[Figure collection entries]
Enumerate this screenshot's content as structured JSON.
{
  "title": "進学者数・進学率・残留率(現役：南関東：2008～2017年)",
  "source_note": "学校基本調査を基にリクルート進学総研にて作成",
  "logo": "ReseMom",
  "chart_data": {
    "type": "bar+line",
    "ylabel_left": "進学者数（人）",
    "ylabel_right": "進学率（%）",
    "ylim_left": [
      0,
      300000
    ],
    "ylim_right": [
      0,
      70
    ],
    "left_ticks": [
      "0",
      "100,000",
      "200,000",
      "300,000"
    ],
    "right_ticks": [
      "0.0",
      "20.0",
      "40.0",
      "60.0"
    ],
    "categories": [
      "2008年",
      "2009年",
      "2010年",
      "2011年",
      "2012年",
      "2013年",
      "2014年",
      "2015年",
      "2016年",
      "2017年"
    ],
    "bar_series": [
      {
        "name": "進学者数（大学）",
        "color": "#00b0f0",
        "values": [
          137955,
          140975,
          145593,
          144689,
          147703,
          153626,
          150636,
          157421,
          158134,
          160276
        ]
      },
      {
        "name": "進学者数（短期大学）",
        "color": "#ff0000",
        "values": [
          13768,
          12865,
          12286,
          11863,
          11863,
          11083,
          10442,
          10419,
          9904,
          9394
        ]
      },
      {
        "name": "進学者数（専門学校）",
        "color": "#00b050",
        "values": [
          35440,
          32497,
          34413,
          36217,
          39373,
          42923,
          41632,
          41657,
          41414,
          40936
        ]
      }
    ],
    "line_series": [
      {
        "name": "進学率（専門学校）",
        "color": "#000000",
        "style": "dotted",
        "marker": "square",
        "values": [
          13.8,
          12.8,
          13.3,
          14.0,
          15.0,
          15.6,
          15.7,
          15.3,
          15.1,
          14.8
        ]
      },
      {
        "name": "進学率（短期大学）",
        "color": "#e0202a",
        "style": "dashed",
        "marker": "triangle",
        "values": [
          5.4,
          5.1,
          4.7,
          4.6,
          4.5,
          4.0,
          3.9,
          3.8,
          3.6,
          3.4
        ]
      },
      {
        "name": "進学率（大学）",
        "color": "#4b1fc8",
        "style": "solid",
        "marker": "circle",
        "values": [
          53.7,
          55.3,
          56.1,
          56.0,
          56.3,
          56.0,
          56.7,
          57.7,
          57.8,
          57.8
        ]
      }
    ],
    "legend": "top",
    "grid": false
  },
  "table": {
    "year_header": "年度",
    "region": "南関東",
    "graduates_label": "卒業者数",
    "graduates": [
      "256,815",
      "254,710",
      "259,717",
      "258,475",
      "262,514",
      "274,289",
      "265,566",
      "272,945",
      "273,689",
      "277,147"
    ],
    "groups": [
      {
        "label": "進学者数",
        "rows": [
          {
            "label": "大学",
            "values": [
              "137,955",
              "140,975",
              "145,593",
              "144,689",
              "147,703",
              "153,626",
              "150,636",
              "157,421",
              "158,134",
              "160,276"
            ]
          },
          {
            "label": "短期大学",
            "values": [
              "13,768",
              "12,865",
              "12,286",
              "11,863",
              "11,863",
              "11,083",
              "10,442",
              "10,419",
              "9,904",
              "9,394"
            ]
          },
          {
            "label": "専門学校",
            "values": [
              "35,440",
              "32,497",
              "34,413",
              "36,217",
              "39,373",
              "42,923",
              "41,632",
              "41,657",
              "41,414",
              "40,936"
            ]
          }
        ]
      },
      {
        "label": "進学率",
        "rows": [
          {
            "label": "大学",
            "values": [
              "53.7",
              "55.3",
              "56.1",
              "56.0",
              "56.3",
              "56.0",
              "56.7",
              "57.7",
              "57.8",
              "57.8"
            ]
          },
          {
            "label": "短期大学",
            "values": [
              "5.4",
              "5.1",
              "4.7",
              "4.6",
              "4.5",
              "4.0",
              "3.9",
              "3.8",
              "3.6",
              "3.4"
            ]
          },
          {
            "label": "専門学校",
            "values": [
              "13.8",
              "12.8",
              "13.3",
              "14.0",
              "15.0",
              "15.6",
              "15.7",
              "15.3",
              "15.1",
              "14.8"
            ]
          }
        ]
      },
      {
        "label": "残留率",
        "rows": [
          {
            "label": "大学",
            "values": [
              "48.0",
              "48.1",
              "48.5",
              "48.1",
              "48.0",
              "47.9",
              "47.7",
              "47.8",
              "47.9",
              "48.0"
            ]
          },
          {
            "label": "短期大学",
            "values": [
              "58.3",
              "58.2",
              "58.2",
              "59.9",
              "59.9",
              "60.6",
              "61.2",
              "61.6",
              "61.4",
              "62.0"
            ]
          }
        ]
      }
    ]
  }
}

• INSTRUCTION:
All the data must be duplicated exactly, with nothing added or removed.

• THE RESPONSE:
Enumerate this screenshot's content as structured JSON.
{
  "title": "進学者数・進学率・残留率(現役：南関東：2008～2017年)",
  "source_note": "学校基本調査を基にリクルート進学総研にて作成",
  "logo": "ReseMom",
  "chart_data": {
    "type": "bar+line",
    "ylabel_left": "進学者数（人）",
    "ylabel_right": "進学率（%）",
    "ylim_left": [
      0,
      300000
    ],
    "ylim_right": [
      0,
      70
    ],
    "left_ticks": [
      "0",
      "100,000",
      "200,000",
      "300,000"
    ],
    "right_ticks": [
      "0.0",
      "20.0",
      "40.0",
      "60.0"
    ],
    "categories": [
      "2008年",
      "2009年",
      "2010年",
      "2011年",
      "2012年",
      "2013年",
      "2014年",
      "2015年",
      "2016年",
      "2017年"
    ],
    "bar_series": [
      {
        "name": "進学者数（大学）",
        "color": "#00b0f0",
        "values": [
          137955,
          140975,
          145593,
          144689,
          147703,
          153626,
          150636,
          157421,
          158134,
          160276
        ]
      },
      {
        "name": "進学者数（短期大学）",
        "color": "#ff0000",
        "values": [
          13768,
          12865,
          12286,
          11863,
          11863,
          11083,
          10442,
          10419,
          9904,
          9394
        ]
      },
      {
        "name": "進学者数（専門学校）",
        "color": "#00b050",
        "values": [
          35440,
          32497,
          34413,
          36217,
          39373,
          42923,
          41632,
          41657,
          41414,
          40936
        ]
      }
    ],
    "line_series": [
      {
        "name": "進学率（専門学校）",
        "color": "#000000",
        "style": "dotted",
        "marker": "square",
        "values": [
          13.8,
          12.8,
          13.3,
          14.0,
          15.0,
          15.6,
          15.7,
          15.3,
          15.1,
          14.8
        ]
      },
      {
        "name": "進学率（短期大学）",
        "color": "#e0202a",
        "style": "dashed",
        "marker": "triangle",
        "values": [
          5.4,
          5.1,
          4.7,
          4.6,
          4.5,
          4.0,
          3.9,
          3.8,
          3.6,
          3.4
        ]
      },
      {
        "name": "進学率（大学）",
        "color": "#4b1fc8",
        "style": "solid",
        "marker": "circle",
        "values": [
          53.7,
          55.3,
          56.1,
          56.0,
          56.3,
          56.0,
          56.7,
          57.7,
          57.8,
          57.8
        ]
      }
    ],
    "legend": "top",
    "grid": false
  },
  "table": {
    "year_header": "年度",
    "region": "南関東",
    "graduates_label": "卒業者数",
    "graduates": [
      "256,815",
      "254,710",
      "259,717",
      "258,475",
      "262,514",
      "274,289",
      "265,566",
      "272,945",
      "273,689",
      "277,147"
    ],
    "groups": [
      {
        "label": "進学者数",
        "rows": [
          {
            "label": "大学",
            "values": [
              "137,955",
              "140,975",
              "145,593",
              "144,689",
              "147,703",
              "153,626",
              "150,636",
              "157,421",
              "158,134",
              "160,276"
            ]
          },
          {
            "label": "短期大学",
            "values": [
              "13,768",
              "12,865",
              "12,286",
              "11,863",
              "11,863",
              "11,083",
              "10,442",
              "10,419",
              "9,904",
              "9,394"
            ]
          },
          {
            "label": "専門学校",
            "values": [
              "35,440",
              "32,497",
              "34,413",
              "36,217",
              "39,373",
              "42,923",
              "41,632",
              "41,657",
              "41,414",
              "40,936"
            ]
          }
        ]
      },
      {
        "label": "進学率",
        "rows": [
          {
            "label": "大学",
            "values": [
              "53.7",
              "55.3",
              "56.1",
              "56.0",
              "56.3",
              "56.0",
              "56.7",
              "57.7",
              "57.8",
              "57.8"
            ]
          },
          {
            "label": "短期大学",
            "values": [
              "5.4",
              "5.1",
              "4.7",
              "4.6",
              "4.5",
              "4.0",
              "3.9",
              "3.8",
              "3.6",
              "3.4"
            ]
          },
          {
            "label": "専門学校",
            "values": [
              "13.8",
              "12.8",
              "13.3",
              "14.0",
              "15.0",
              "15.6",
              "15.7",
              "15.3",
              "15.1",
              "14.8"
            ]
          }
        ]
      },
      {
        "label": "残留率",
        "rows": [
          {
            "label": "大学",
            "values": [
              "48.0",
              "48.1",
              "48.5",
              "48.1",
              "48.0",
              "47.9",
              "47.7",
              "47.8",
              "47.9",
              "48.0"
            ]
          },
          {
            "label": "短期大学",
            "values": [
              "58.3",
              "58.2",
              "58.2",
              "59.9",
              "59.9",
              "60.6",
              "61.2",
              "61.6",
              "61.4",
              "62.0"
            ]
          }
        ]
      }
    ]
  }
}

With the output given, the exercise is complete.